**Extracted information**
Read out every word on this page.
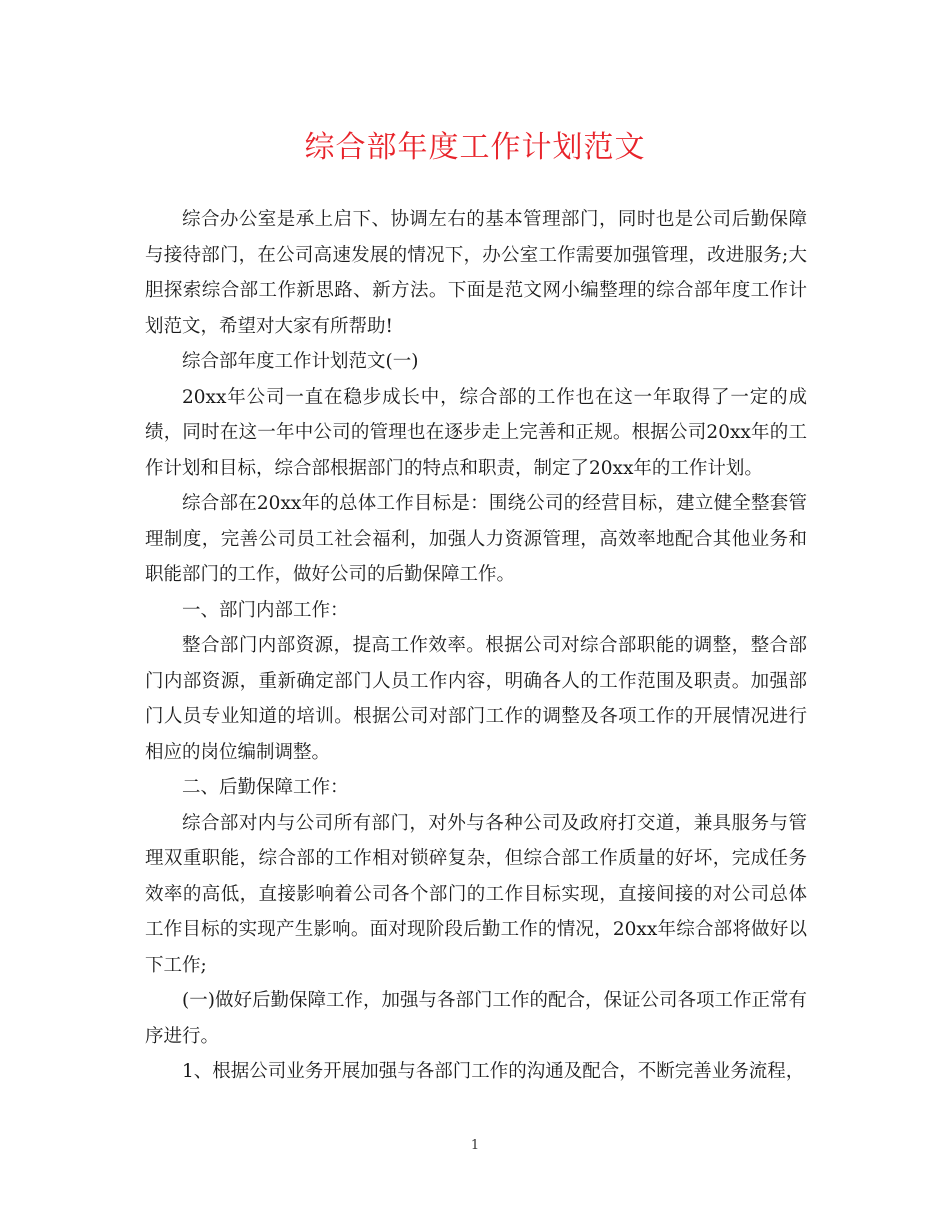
综合部年度工作计划范文

综合办公室是承上启下、协调左右的基本管理部门，同时也是公司后勤保障与接待部门，在公司高速发展的情况下，办公室工作需要加强管理，改进服务;大胆探索综合部工作新思路、新方法。下面是范文网小编整理的综合部年度工作计划范文，希望对大家有所帮助!

综合部年度工作计划范文(一)

20xx年公司一直在稳步成长中，综合部的工作也在这一年取得了一定的成绩，同时在这一年中公司的管理也在逐步走上完善和正规。根据公司20xx年的工作计划和目标，综合部根据部门的特点和职责，制定了20xx年的工作计划。

综合部在20xx年的总体工作目标是：围绕公司的经营目标，建立健全整套管理制度，完善公司员工社会福利，加强人力资源管理，高效率地配合其他业务和职能部门的工作，做好公司的后勤保障工作。

一、部门内部工作：

整合部门内部资源，提高工作效率。根据公司对综合部职能的调整，整合部门内部资源，重新确定部门人员工作内容，明确各人的工作范围及职责。加强部门人员专业知道的培训。根据公司对部门工作的调整及各项工作的开展情况进行相应的岗位编制调整。

二、后勤保障工作：

综合部对内与公司所有部门，对外与各种公司及政府打交道，兼具服务与管理双重职能，综合部的工作相对锁碎复杂，但综合部工作质量的好坏，完成任务效率的高低，直接影响着公司各个部门的工作目标实现，直接间接的对公司总体工作目标的实现产生影响。面对现阶段后勤工作的情况，20xx年综合部将做好以下工作;

(一)做好后勤保障工作，加强与各部门工作的配合，保证公司各项工作正常有序进行。

1、根据公司业务开展加强与各部门工作的沟通及配合，不断完善业务流程，

1
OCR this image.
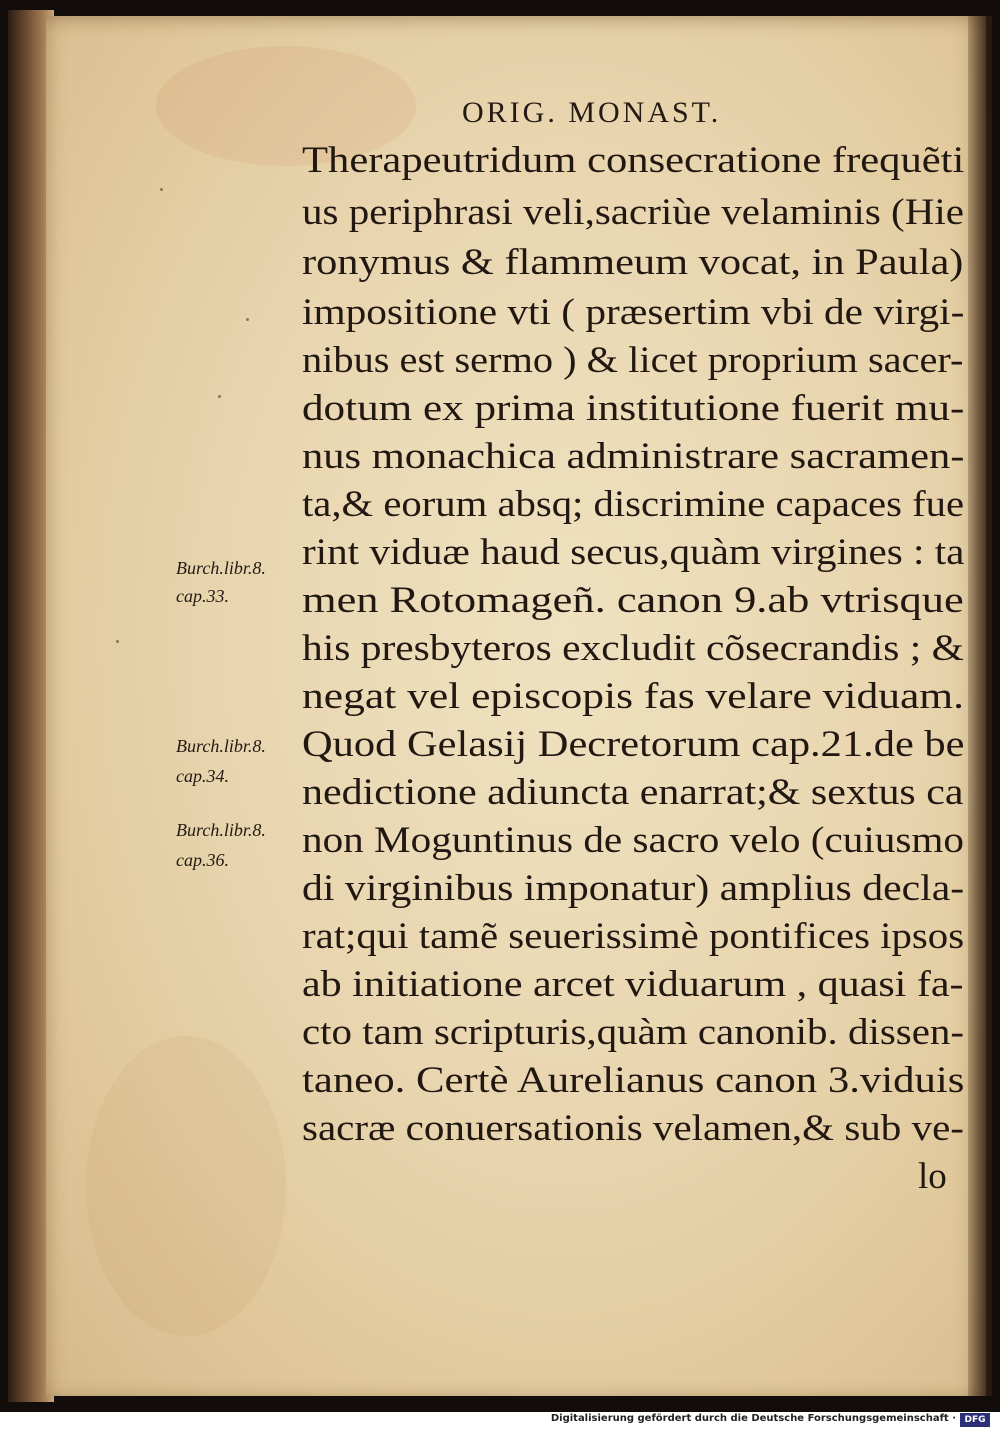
ORIG. MONAST.
Therapeutridum consecratione frequẽti
us periphrasi veli,sacriùe velaminis (Hie
ronymus & flammeum vocat, in Paula)
impositione vti ( præsertim vbi de virgi-
nibus est sermo ) & licet proprium sacer-
dotum ex prima institutione fuerit mu-
nus monachica administrare sacramen-
ta,& eorum absq; discrimine capaces fue
rint viduæ haud secus,quàm virgines : ta
men Rotomageñ. canon 9.ab vtrisque
his presbyteros excludit cõsecrandis ; &
negat vel episcopis fas velare viduam.
Quod Gelasij Decretorum cap.21.de be
nedictione adiuncta enarrat;& sextus ca
non Moguntinus de sacro velo (cuiusmo
di virginibus imponatur) amplius decla-
rat;qui tamẽ seuerissimè pontifices ipsos
ab initiatione arcet viduarum , quasi fa-
cto tam scripturis,quàm canonib. dissen-
taneo. Certè Aurelianus canon 3.viduis
sacræ conuersationis velamen,& sub ve-
lo
Burch.libr.8.
cap.33.
Burch.libr.8.
cap.34.
Burch.libr.8.
cap.36.
Digitalisierung gefördert durch die Deutsche Forschungsgemeinschaft · DFG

**The request**
Which lines above hold the word "quàm"? Copy each of them.

**Final result**
rint viduæ haud secus,quàm virgines : ta
cto tam scripturis,quàm canonib. dissen-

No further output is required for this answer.